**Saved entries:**
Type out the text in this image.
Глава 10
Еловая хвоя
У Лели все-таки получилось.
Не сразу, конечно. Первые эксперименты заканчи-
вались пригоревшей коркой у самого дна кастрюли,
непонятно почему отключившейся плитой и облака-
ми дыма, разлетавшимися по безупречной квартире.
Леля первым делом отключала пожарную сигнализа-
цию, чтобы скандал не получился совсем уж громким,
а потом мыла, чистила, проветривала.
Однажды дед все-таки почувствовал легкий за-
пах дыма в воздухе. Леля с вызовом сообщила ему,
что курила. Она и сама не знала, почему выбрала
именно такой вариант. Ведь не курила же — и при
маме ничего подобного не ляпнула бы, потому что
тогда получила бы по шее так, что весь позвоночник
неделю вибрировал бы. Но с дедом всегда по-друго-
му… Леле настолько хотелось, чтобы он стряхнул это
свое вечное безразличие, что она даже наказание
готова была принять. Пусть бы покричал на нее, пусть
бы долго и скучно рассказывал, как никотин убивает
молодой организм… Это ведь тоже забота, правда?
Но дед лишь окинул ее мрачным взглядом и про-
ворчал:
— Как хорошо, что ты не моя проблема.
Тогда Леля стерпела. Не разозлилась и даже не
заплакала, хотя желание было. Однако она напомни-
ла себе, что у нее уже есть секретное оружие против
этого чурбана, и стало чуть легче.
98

**TASK DESCRIPTION:**
Pull every line containing the word "таки" out of the entries above.

**OUTPUT OF THE EXERCISE:**
У Лели все-таки получилось.
Однажды дед все-таки почувствовал легкий за-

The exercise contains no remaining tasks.